Study text:
= = =
Role of exosomal microRNA in driving skeletal muscle wasting in COPD

Skeletal muscle wasting is a key systemic complication of COPD influencing exercise capacity and mortality. Exosomes are nanosized vesicles of endosomal origin, which act as intercellular signalling organelles by transporting microRNA (miRNA) that alter gene expression in receiving cells. We investigated the differential expression of miRNAs in bronchoalveolar lavage fluid (BALF) and serum, with the aim of studying the effects of these identified miRNAs on skeletal muscle. Exosomes were isolated from matched serum and BALF from healthy controls (n=4) and mild to moderate COPD patients (n=4). Exosomal miRNA were identified using microarrays and validated with quantitative RT-PCR. Results were analysed using univariate statistical analysis. We identified 1 significantly up-regulated miRNA in COPD serum (p=0.01) and 4 significantly down-regulated in COPD BALF (p=0.03). Using in-silico analysis, we investigated the effects of these dysregulated miRNA on gene expression. This identified target genes involved in the mTORC1 signalling pathway, including gene S6K, a key regulator of skeletal muscle wasting. We successfully transfected ∼80% of cultured human skeletal muscle cells with the up-regulated miRNA and measured downstream gene expression. After 24 h we observed a 40,000-fold increase in the expression of this serum miRNA. At the same time, we identified a 52% reduction in S6K gene expression. We have identified differentially expressed miRNAs in the serum and BALF of COPD patients. This study demonstrates a novel role for exosomal miRNA, which potentially drives skeletal muscle wasting in patients with COPD.
= = =
Data:
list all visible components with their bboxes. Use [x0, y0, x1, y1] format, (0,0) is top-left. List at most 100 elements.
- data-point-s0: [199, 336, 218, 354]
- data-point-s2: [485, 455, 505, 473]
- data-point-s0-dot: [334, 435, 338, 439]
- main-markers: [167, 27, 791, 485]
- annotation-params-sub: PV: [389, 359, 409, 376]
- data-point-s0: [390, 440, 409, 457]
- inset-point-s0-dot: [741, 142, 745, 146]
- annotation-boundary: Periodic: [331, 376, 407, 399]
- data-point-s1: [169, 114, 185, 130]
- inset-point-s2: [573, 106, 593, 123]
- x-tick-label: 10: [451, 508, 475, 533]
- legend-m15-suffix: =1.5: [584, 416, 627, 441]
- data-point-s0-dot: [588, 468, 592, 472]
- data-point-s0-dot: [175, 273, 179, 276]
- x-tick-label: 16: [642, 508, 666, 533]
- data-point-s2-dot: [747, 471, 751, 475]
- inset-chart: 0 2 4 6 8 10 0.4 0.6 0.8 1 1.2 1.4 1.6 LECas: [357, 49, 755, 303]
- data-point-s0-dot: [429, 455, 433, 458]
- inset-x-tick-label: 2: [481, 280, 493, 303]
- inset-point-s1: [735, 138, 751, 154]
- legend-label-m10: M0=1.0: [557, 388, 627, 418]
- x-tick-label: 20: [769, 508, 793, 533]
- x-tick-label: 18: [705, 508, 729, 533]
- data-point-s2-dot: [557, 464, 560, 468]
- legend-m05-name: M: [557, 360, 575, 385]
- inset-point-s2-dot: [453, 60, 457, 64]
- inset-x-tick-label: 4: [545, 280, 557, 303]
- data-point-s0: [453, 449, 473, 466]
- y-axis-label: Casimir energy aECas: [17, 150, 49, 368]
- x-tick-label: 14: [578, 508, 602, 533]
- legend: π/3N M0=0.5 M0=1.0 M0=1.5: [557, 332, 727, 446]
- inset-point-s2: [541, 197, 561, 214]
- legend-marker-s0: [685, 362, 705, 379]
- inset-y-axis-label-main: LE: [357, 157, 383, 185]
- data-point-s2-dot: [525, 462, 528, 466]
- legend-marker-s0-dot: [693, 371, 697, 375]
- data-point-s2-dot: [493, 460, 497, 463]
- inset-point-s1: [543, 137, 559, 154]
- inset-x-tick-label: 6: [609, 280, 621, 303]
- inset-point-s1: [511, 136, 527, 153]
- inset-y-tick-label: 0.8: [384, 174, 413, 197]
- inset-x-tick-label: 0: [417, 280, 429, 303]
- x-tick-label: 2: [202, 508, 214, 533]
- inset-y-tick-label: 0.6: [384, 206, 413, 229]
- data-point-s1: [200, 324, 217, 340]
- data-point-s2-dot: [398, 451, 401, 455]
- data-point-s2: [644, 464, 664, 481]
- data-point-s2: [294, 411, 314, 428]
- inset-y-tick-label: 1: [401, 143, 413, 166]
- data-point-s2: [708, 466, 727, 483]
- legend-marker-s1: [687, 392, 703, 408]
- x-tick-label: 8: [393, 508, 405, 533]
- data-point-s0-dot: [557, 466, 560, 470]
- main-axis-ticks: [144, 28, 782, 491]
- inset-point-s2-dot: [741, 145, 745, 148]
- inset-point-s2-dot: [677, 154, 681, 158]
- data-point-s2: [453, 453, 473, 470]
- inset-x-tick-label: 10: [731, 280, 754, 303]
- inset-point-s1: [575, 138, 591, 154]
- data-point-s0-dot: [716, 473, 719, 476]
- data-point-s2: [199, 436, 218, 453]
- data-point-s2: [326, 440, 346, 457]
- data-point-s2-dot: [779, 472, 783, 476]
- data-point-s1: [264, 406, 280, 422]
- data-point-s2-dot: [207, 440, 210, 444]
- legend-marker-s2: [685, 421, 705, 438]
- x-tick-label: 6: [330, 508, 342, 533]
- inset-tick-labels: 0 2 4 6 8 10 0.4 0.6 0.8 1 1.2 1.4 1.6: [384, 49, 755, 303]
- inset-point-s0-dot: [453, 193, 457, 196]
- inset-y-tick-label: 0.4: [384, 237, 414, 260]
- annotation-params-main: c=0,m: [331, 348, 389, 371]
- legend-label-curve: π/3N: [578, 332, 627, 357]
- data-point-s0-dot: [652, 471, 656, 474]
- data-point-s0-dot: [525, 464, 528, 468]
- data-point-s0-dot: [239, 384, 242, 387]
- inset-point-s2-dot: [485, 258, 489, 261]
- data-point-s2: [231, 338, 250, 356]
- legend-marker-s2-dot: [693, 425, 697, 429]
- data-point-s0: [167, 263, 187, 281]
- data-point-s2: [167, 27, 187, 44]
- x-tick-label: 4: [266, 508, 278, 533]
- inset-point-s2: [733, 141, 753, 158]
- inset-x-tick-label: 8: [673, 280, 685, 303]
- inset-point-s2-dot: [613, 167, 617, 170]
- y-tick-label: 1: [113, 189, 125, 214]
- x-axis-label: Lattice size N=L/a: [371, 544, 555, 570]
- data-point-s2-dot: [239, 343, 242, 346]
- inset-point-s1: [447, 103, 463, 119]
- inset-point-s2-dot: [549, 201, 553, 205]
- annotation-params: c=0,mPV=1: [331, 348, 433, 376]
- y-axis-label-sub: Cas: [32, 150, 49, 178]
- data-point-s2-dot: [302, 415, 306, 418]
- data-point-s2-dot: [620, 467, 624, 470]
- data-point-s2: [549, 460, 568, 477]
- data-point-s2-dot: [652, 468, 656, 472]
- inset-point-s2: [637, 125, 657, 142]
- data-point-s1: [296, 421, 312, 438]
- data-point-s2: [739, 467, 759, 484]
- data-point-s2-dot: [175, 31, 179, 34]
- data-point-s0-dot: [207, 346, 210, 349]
= = =
Assigned task 1: Summarize the abstract on exosomal microRNA in COPD in two sentences.
Assigned task 2: From the abstract on exosomal microRNA in COPD, list every figure reported as a percentage or as a fold change, along with what each one measures.
Assigned task 3: Using the abstract on exosomal microRNA in COPD, explain why the measured change in S6K expression bears on skeletal muscle wasting.

Exercise response 1: Researchers isolated exosomes from matched serum and bronchoalveolar lavage fluid of healthy controls and mild to moderate COPD patients and found one miRNA significantly up-regulated in COPD serum and four significantly down-regulated in COPD BALF. When cultured human skeletal muscle cells were transfected with the up-regulated miRNA, S6K gene expression fell by 52%, which suggests that exosomal miRNA may drive skeletal muscle wasting in COPD.

Exercise response 2:
- ∼80%: the share of cultured human skeletal muscle cells successfully transfected with the up-regulated miRNA
- 40,000-fold: the increase in expression of the serum miRNA after 24 h
- 52%: the reduction in S6K gene expression

Exercise response 3: In-silico analysis identified S6K as a target gene of the dysregulated miRNAs in the mTORC1 signalling pathway, and the abstract describes it as a key regulator of skeletal muscle wasting. The 52% reduction in S6K expression in muscle cells transfected with the up-regulated serum miRNA therefore points to a way this miRNA could drive muscle wasting.